(Rows from a figure dataset)
━━━━━━━━━━━━━━━━
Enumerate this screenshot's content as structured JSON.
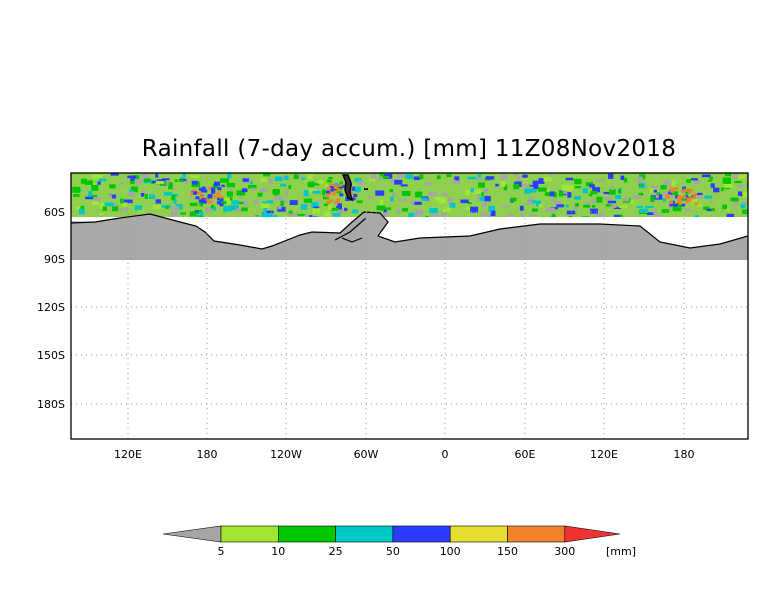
{
  "title": "Rainfall (7-day accum.) [mm] 11Z08Nov2018",
  "map": {
    "lat_ticks": [
      "60S",
      "90S",
      "120S",
      "150S",
      "180S"
    ],
    "lon_ticks": [
      "120E",
      "180",
      "120W",
      "60W",
      "0",
      "60E",
      "120E",
      "180"
    ],
    "grid": "dotted",
    "land_color": "#a9a9a9"
  },
  "colorbar": {
    "unit": "[mm]",
    "thresholds": [
      "5",
      "10",
      "25",
      "50",
      "100",
      "150",
      "300"
    ],
    "colors": [
      "#a6a6a6",
      "#a0e632",
      "#00c800",
      "#00c8c8",
      "#2a3cff",
      "#e6dc32",
      "#f08228",
      "#f03232"
    ]
  }
}
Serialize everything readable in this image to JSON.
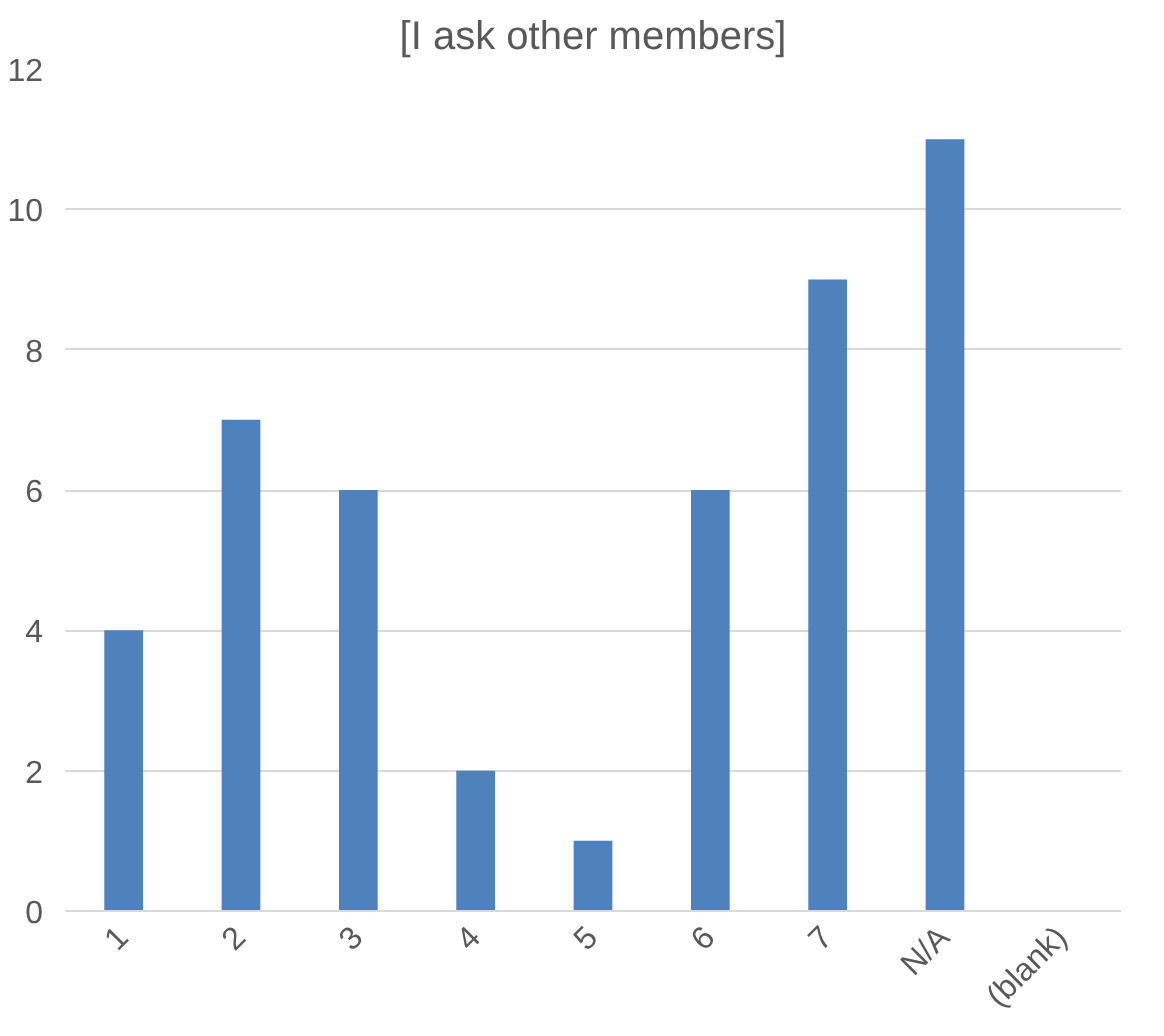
{
  "chart_data": {
    "type": "bar",
    "title": "[I ask other members]",
    "categories": [
      "1",
      "2",
      "3",
      "4",
      "5",
      "6",
      "7",
      "N/A",
      "(blank)"
    ],
    "values": [
      4,
      7,
      6,
      2,
      1,
      6,
      9,
      11,
      null
    ],
    "color": "#4f81bd",
    "ylim": [
      0,
      12
    ],
    "yticks": [
      0,
      2,
      4,
      6,
      8,
      10,
      12
    ],
    "grid": "y"
  }
}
━━━━━━━━━━━━━━━━
DIRECTION: Where does the word "this" appear in the listing? List each line that holds it.

RESULT:
Enumerate this screenshot's content as structured JSON.
Serialize everything readable in this image to JSON.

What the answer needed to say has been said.